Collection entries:
────────────────

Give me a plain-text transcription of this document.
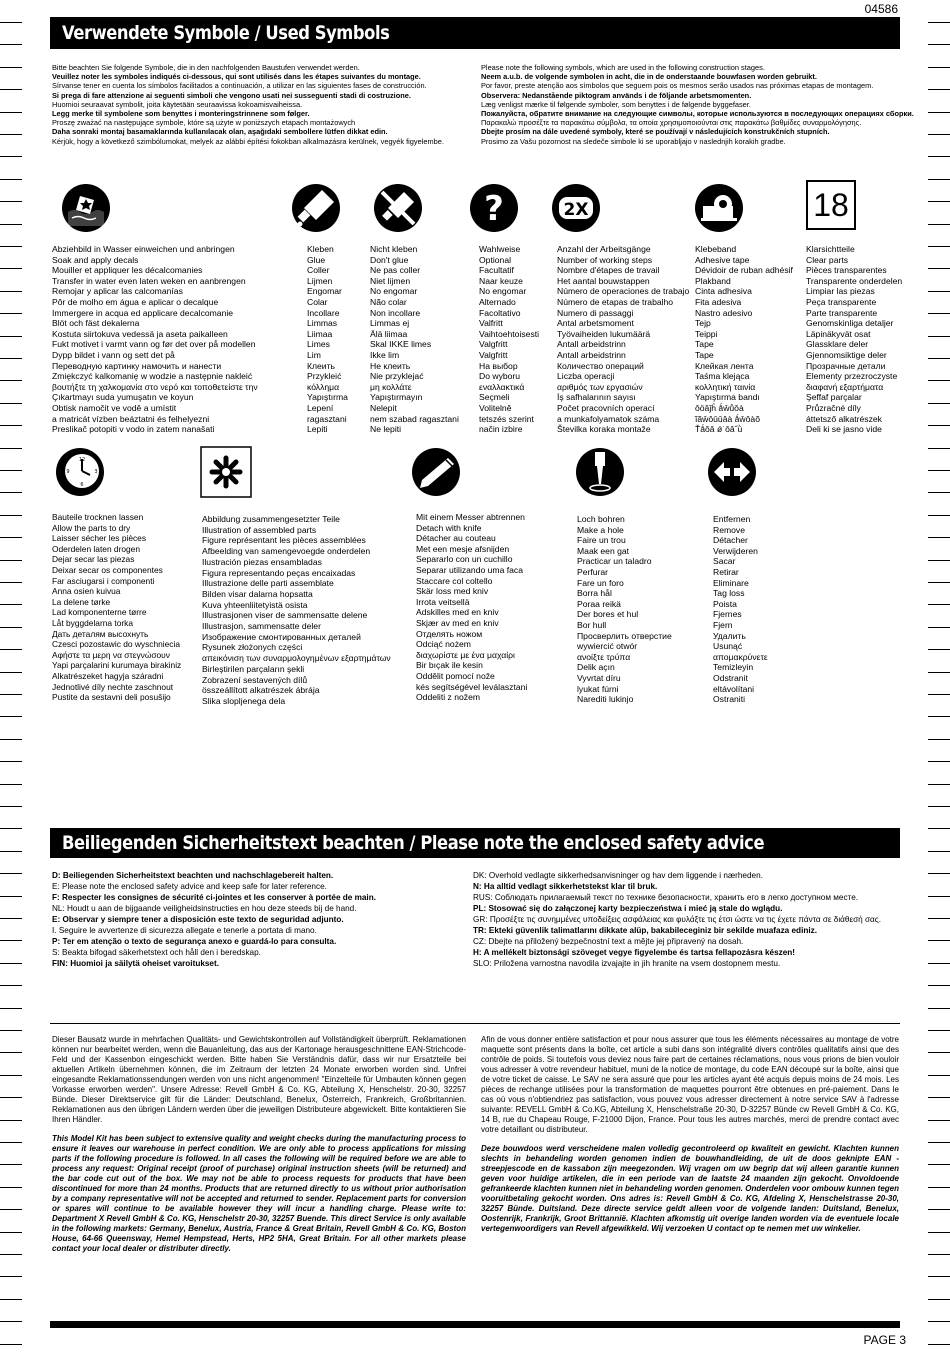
04586
Verwendete Symbole / Used Symbols
Bitte beachten Sie folgende Symbole, die in den nachfolgenden Baustufen verwendet werden.
Veuillez noter les symboles indiqués ci-dessous, qui sont utilisés dans les étapes suivantes du montage.
Sírvanse tener en cuenta los símbolos facilitados a continuación, a utilizar en las siguientes fases de construcción.
Si prega di fare attenzione ai seguenti simboli che vengono usati nei susseguenti stadi di costruzione.
Huomioi seuraavat symbolit, joita käytetään seuraavissa kokoamisvaiheissa.
Legg merke til symbolene som benyttes i monteringstrinnene som følger.
Proszę zważać na następujące symbole, które są użyte w poniższych etapach montażowych
Daha sonraki montaj basamaklarında kullanılacak olan, aşağıdaki sembollere lütfen dikkat edin.
Kérjük, hogy a következő szimbólumokat, melyek az alábbi építési fokokban alkalmazásra kerülnek, vegyék figyelembe.
Please note the following symbols, which are used in the following construction stages.
Neem a.u.b. de volgende symbolen in acht, die in de onderstaande bouwfasen worden gebruikt.
Por favor, preste atenção aos símbolos que seguem pois os mesmos serão usados nas próximas etapas de montagem.
Observera: Nedanstående piktogram används i de följande arbetsmomenten.
Læg venligst mærke til følgende symboler, som benyttes i de følgende byggefaser.
Пожалуйста, обратите внимание на следующие символы, которые используются в последующих операциях сборки.
Παρακαλώ προσέξτε τα παρακάτω σύμβολα, τα οποία χρησιμοποιούνται στις παρακάτω βαθμίδες συναρμολόγησης.
Dbejte prosím na dále uvedené symboly, které se používají v následujících konstrukčních stupních.
Prosimo za Vašu pozornost na sledeče simbole ki se uporabljajo v naslednjih korakih gradbe.
?	2X	18
Abziehbild in Wasser einweichen und anbringen
Soak and apply decals
Mouiller et appliquer les décalcomanies
Transfer in water even laten weken en aanbrengen
Remojar y aplicar las calcomanías
Pôr de molho em água e aplicar o decalque
Immergere in acqua ed applicare decalcomanie
Blöt och fäst dekalerna
Kostuta siirtokuva vedessä ja aseta paikalleen
Fukt motivet i varmt vann og før det over på modellen
Dypp bildet i vann og sett det på
Переводную картинку намочить и нанести
Zmiękczyć kalkomanię w wodzie a następnie nakleić
βουτήξτε τη χαλκομανία στο νερό και τοποθετείστε την
Çıkartmayı suda yumuşatın ve koyun
Obtisk namočit ve vodě a umístit
a matricát vízben beáztatni és felhelyezni
Preslikač potopiti v vodo in zatem nanašati
Kleben
Glue
Coller
Lijmen
Engomar
Colar
Incollare
Limmas
Liimaa
Limes
Lim
Клеить
Przykleić
κόλλημα
Yapıştırma
Lepení
ragasztani
Lepiti
Nicht kleben
Don't glue
Ne pas coller
Niet lijmen
No engomar
Não colar
Non incollare
Limmas ej
Älä liimaa
Skal IKKE limes
Ikke lim
Не клеить
Nie przyklejać
μη κολλάτε
Yapıştırmayın
Nelepit
nem szabad ragasztani
Ne lepiti
Wahlweise
Optional
Facultatif
Naar keuze
No engomar
Alternado
Facoltativo
Valfritt
Vaihtoehtoisesti
Valgfritt
Valgfritt
На выбор
Do wyboru
εναλλακτικά
Seçmeli
Volitelně
tetszés szerint
način izbire
Anzahl der Arbeitsgänge
Number of working steps
Nombre d'étapes de travail
Het aantal bouwstappen
Número de operaciones de trabajo
Número de etapas de trabalho
Numero di passaggi
Antal arbetsmoment
Työvaiheiden lukumäärä
Antall arbeidstrinn
Antall arbeidstrinn
Количество операций
Liczba operacji
αριθμός των εργασιών
İş safhalarının sayısı
Počet pracovních operací
a munkafolyamatok száma
Številka koraka montaže
Klebeband
Adhesive tape
Dévidoir de ruban adhésif
Plakband
Cinta adhesiva
Fita adesiva
Nastro adesivo
Tejp
Teippi
Tape
Tape
Клейкая лента
Taśma klejąca
κολλητική ταινία
Yapıştırma bandı
ôöâĵĥ ǻŵůǒà
ĩãŵôûûâà ǻŵǒàõ
Ťǻǒǎ ǿ˙ǒâ˝ǜ
Klarsichtteile
Clear parts
Pièces transparentes
Transparente onderdelen
Limpiar las piezas
Peça transparente
Parte transparente
Genomskinliga detaljer
Läpinäkyvät osat
Glassklare deler
Gjennomsiktige deler
Прозрачные детали
Elementy przezroczyste
διαφανή εξαρτήματα
Şeffaf parçalar
Průzračné díly
áttetsző alkatrészek
Deli ki se jasno vide
12
3
6
9
Bauteile trocknen lassen
Allow the parts to dry
Laisser sécher les pièces
Oderdelen laten drogen
Dejar secar las piezas
Deixar secar os componentes
Far asciugarsi i componenti
Anna osien kuivua
La delene tørke
Lad komponenterne tørre
Låt byggdelarna torka
Дать деталям высохнуть
Czesci pozostawic do wyschniecia
Αφήστε τα μερη να στεγνώσουν
Yapi parçalarini kurumaya birakiniz
Alkatrészeket hagyja száradni
Jednotlivé díly nechte zaschnout
Pustite da sestavni deli posušijo
Abbildung zusammengesetzter Teile
Illustration of assembled parts
Figure représentant les pièces assemblées
Afbeelding van samengevoegde onderdelen
Ilustración piezas ensambladas
Figura representando peças encaixadas
Illustrazione delle parti assemblate
Bilden visar dalarna hopsatta
Kuva yhteenliitetyistä osista
Illustrasjonen viser de sammensatte delene
Illustrasjon, sammensatte deler
Изображение смонтированных деталей
Rysunek złożonych części
απεικόνιση των συναρμολογημένων εξαρτημάτων
Birleştirilen parçaların şekli
Zobrazení sestavených dílů
összeállított alkatrészek ábrája
Slika slopljenega dela
Mit einem Messer abtrennen
Detach with knife
Détacher au couteau
Met een mesje afsnijden
Separarlo con un cuchillo
Separar utilizando uma faca
Staccare col coltello
Skär loss med kniv
Irrota veitsellä
Adskilles med en kniv
Skjær av med en kniv
Отделять ножом
Odciąć nożem
διαχωρίστε με ένα μαχαίρι
Bir bıçak ile kesin
Oddělit pomocí nože
kés segítségével leválasztani
Oddeliti z nožem
Loch bohren
Make a hole
Faire un trou
Maak een gat
Practicar un taladro
Perfurar
Fare un foro
Borra hål
Poraa reikä
Der bores et hul
Bor hull
Просверлить отверстие
wywiercić otwór
ανοίξτε τρύπα
Delik açın
Vyvrtat díru
lyukat fúrni
Narediti lukinjo
Entfernen
Remove
Détacher
Verwijderen
Sacar
Retirar
Eliminare
Tag loss
Poista
Fjernes
Fjern
Удалить
Usunąć
απομακρύνετε
Temizleyin
Odstranit
eltávolítani
Ostraniti
Beiliegenden Sicherheitstext beachten / Please note the enclosed safety advice
D: Beiliegenden Sicherheitstext beachten und nachschlagebereit halten.
E: Please note the enclosed safety advice and keep safe for later reference.
F: Respecter les consignes de sécurité ci-jointes et les conserver à portée de main.
NL: Houdt u aan de bijgaande veiligheidsinstructies en hou deze steeds bij de hand.
E: Observar y siempre tener a disposición este texto de seguridad adjunto.
I. Seguire le avvertenze di sicurezza allegate e tenerle a portata di mano.
P: Ter em atenção o texto de segurança anexo e guardá-lo para consulta.
S: Beakta bifogad säkerhetstext och håll den i beredskap.
FIN: Huomioi ja säilytä oheiset varoitukset.
DK: Overhold vedlagte sikkerhedsanvisninger og hav dem liggende i nærheden.
N: Ha alltid vedlagt sikkerhetstekst klar til bruk.
RUS: Соблюдать прилагаемый текст по технике безопасности, хранить его в легко доступном месте.
PL: Stosować się do załączonej karty bezpieczeństwa i mieć ją stale do wglądu.
GR: Προσέξτε τις συνημμένες υποδείξεις ασφάλειας και φυλάξτε τις έτσι ώστε να τις έχετε πάντα σε διάθεσή σας.
TR: Ekteki güvenlik talimatlarını dikkate alüp, bakabileceginiz bir sekilde muafaza ediniz.
CZ: Dbejte na přiložený bezpečnostní text a mějte jej připravený na dosah.
H: A mellékelt biztonsági szöveget vegye figyelembe és tartsa fellapozásra készen!
SLO: Priložena varnostna navodila izvajajte in jih hranite na vsem dostopnem mestu.

Dieser Bausatz wurde in mehrfachen Qualitäts- und Gewichtskontrollen auf Vollständigkeit überprüft. Reklamationen können nur bearbeitet werden, wenn die Bauanleitung, das aus der Kartonage herausgeschnittene EAN-Strichcode-Feld und der Kassenbon eingeschickt werden. Bitte haben Sie Verständnis dafür, dass wir nur Ersatzteile bei aktuellen Artikeln übernehmen können, die im Zeitraum der letzten 24 Monate erworben worden sind. Unfrei eingesandte Reklamationssendungen werden von uns nicht angenommen! "Einzelteile für Umbauten können gegen Vorkasse erworben werden". Unsere Adresse: Revell GmbH & Co. KG, Abteilung X, Henschelstr. 20-30, 32257 Bünde. Dieser Direktservice gilt für die Länder: Deutschland, Benelux, Österreich, Frankreich, Großbritannien. Reklamationen aus den übrigen Ländern werden über die jeweiligen Distributeure abgewickelt. Bitte kontaktieren Sie Ihren Händler.

This Model Kit has been subject to extensive quality and weight checks during the manufacturing process to ensure it leaves our warehouse in perfect condition. We are only able to process applications for missing parts if the following procedure is followed. In all cases the following will be required before we are able to process any request: Original receipt (proof of purchase) original instruction sheets (will be returned) and the bar code cut out of the box. We may not be able to process requests for products that have been discontinued for more than 24 months. Products that are returned directly to us without prior authorisation by a company representative will not be accepted and returned to sender. Replacement parts for conversion or spares will continue to be available however they will incur a handling charge. Please write to: Department X Revell GmbH & Co. KG, Henschelstr 20-30, 32257 Buende. This direct Service is only available in the following markets: Germany, Benelux, Austria, France & Great Britain, Revell GmbH & Co. KG, Boston House, 64-66 Queensway, Hemel Hempstead, Herts, HP2 5HA, Great Britain. For all other markets please contact your local dealer or distributer directly.

Afin de vous donner entière satisfaction et pour nous assurer que tous les éléments nécessaires au montage de votre maquette sont présents dans la boîte, cet article a subi dans son intégralité divers contrôles qualitatifs ainsi que des contrôle de poids. Si toutefois vous deviez nous faire part de certaines réclamations, nous vous prions de bien vouloir vous adresser à votre revendeur habituel, muni de la notice de montage, du code EAN découpé sur la boîte, ainsi que de votre ticket de caisse. Le SAV ne sera assuré que pour les articles ayant été acquis depuis moins de 24 mois. Les pièces de rechange utilisées pour la transformation de maquettes pourront être obtenues en pré-paiement. Dans le cas où vous n'obtiendriez pas satisfaction, vous pouvez vous adresser directement à notre service SAV à l'adresse suivante: REVELL GmbH & Co.KG, Abteilung X, Henschelstraße 20-30, D-32257 Bünde cw Revell GmbH & Co. KG, 14 B, rue du Chapeau Rouge, F-21000 Dijon, France. Pour tous les autres marchés, merci de prendre contact avec votre detaillant ou distributeur.

Deze bouwdoos werd verscheidene malen volledig gecontroleerd op kwaliteit en gewicht. Klachten kunnen slechts in behandeling worden genomen indien de bouwhandleiding, de uit de doos geknipte EAN - streepjescode en de kassabon zijn meegezonden. Wij vragen om uw begrip dat wij alleen garantie kunnen geven voor huidige artikelen, die in een periode van de laatste 24 maanden zijn gekocht. Onvoldoende gefrankeerde klachten kunnen niet in behandeling worden genomen. Onderdelen voor ombouw kunnen tegen vooruitbetaling gekocht worden. Ons adres is: Revell GmbH & Co. KG, Afdeling X, Henschelstrasse 20-30, 32257 Bünde. Duitsland. Deze directe service geldt alleen voor de volgende landen: Duitsland, Benelux, Oostenrijk, Frankrijk, Groot Brittannië. Klachten afkomstig uit overige landen worden via de eventuele locale vertegenwoordigers van Revell afgewikkeld. Wij verzoeken U contact op te nemen met uw winkelier.

PAGE 3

────────────────

* PROBLEM REQUIREMENTS
Reproduce every line of the records containing the string "laten".

* WRITTEN SOLUTION
Transfer in water even laten weken en aanbrengen
Oderdelen laten drogen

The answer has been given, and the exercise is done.